> _EXTRACTED DATA_:
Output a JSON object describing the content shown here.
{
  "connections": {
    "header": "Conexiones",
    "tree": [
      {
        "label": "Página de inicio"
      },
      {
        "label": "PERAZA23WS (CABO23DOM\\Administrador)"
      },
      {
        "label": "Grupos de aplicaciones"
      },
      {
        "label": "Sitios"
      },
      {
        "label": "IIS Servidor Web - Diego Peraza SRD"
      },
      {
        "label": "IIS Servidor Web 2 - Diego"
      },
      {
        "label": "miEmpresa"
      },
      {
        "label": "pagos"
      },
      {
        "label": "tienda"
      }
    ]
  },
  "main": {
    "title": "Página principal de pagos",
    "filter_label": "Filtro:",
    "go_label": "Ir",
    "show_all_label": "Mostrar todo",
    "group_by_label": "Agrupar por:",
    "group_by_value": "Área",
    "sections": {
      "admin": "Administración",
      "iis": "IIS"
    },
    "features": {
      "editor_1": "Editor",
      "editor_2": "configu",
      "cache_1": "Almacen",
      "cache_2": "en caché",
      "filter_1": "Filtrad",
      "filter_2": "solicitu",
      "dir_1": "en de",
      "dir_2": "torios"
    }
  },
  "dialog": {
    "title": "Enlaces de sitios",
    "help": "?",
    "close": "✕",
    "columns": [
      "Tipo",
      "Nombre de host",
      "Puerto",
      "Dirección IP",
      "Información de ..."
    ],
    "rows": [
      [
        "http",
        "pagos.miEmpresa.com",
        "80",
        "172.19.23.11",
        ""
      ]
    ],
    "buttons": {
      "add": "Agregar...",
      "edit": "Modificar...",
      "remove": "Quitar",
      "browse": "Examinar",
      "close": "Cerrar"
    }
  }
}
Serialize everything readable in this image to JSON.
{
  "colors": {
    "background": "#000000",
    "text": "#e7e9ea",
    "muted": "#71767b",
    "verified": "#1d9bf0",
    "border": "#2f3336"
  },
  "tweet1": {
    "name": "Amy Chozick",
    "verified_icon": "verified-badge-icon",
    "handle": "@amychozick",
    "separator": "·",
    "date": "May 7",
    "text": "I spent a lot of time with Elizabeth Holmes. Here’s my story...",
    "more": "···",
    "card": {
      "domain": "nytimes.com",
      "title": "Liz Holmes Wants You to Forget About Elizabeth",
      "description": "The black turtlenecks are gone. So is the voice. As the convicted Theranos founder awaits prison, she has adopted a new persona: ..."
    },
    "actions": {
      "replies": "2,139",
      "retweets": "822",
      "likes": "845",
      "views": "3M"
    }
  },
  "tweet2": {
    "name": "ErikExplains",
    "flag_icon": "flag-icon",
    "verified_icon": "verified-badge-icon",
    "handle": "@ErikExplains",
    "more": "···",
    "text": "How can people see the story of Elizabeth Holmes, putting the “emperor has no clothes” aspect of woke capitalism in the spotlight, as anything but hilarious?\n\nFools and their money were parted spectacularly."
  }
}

> _EXERCISE PROMPT_: Write out all of the records once more, exactly.

> _COMPLETE ANSWER_:
Output a JSON object describing the content shown here.
{
  "connections": {
    "header": "Conexiones",
    "tree": [
      {
        "label": "Página de inicio"
      },
      {
        "label": "PERAZA23WS (CABO23DOM\\Administrador)"
      },
      {
        "label": "Grupos de aplicaciones"
      },
      {
        "label": "Sitios"
      },
      {
        "label": "IIS Servidor Web - Diego Peraza SRD"
      },
      {
        "label": "IIS Servidor Web 2 - Diego"
      },
      {
        "label": "miEmpresa"
      },
      {
        "label": "pagos"
      },
      {
        "label": "tienda"
      }
    ]
  },
  "main": {
    "title": "Página principal de pagos",
    "filter_label": "Filtro:",
    "go_label": "Ir",
    "show_all_label": "Mostrar todo",
    "group_by_label": "Agrupar por:",
    "group_by_value": "Área",
    "sections": {
      "admin": "Administración",
      "iis": "IIS"
    },
    "features": {
      "editor_1": "Editor",
      "editor_2": "configu",
      "cache_1": "Almacen",
      "cache_2": "en caché",
      "filter_1": "Filtrad",
      "filter_2": "solicitu",
      "dir_1": "en de",
      "dir_2": "torios"
    }
  },
  "dialog": {
    "title": "Enlaces de sitios",
    "help": "?",
    "close": "✕",
    "columns": [
      "Tipo",
      "Nombre de host",
      "Puerto",
      "Dirección IP",
      "Información de ..."
    ],
    "rows": [
      [
        "http",
        "pagos.miEmpresa.com",
        "80",
        "172.19.23.11",
        ""
      ]
    ],
    "buttons": {
      "add": "Agregar...",
      "edit": "Modificar...",
      "remove": "Quitar",
      "browse": "Examinar",
      "close": "Cerrar"
    }
  }
}
Serialize everything readable in this image to JSON.
{
  "colors": {
    "background": "#000000",
    "text": "#e7e9ea",
    "muted": "#71767b",
    "verified": "#1d9bf0",
    "border": "#2f3336"
  },
  "tweet1": {
    "name": "Amy Chozick",
    "verified_icon": "verified-badge-icon",
    "handle": "@amychozick",
    "separator": "·",
    "date": "May 7",
    "text": "I spent a lot of time with Elizabeth Holmes. Here’s my story...",
    "more": "···",
    "card": {
      "domain": "nytimes.com",
      "title": "Liz Holmes Wants You to Forget About Elizabeth",
      "description": "The black turtlenecks are gone. So is the voice. As the convicted Theranos founder awaits prison, she has adopted a new persona: ..."
    },
    "actions": {
      "replies": "2,139",
      "retweets": "822",
      "likes": "845",
      "views": "3M"
    }
  },
  "tweet2": {
    "name": "ErikExplains",
    "flag_icon": "flag-icon",
    "verified_icon": "verified-badge-icon",
    "handle": "@ErikExplains",
    "more": "···",
    "text": "How can people see the story of Elizabeth Holmes, putting the “emperor has no clothes” aspect of woke capitalism in the spotlight, as anything but hilarious?\n\nFools and their money were parted spectacularly."
  }
}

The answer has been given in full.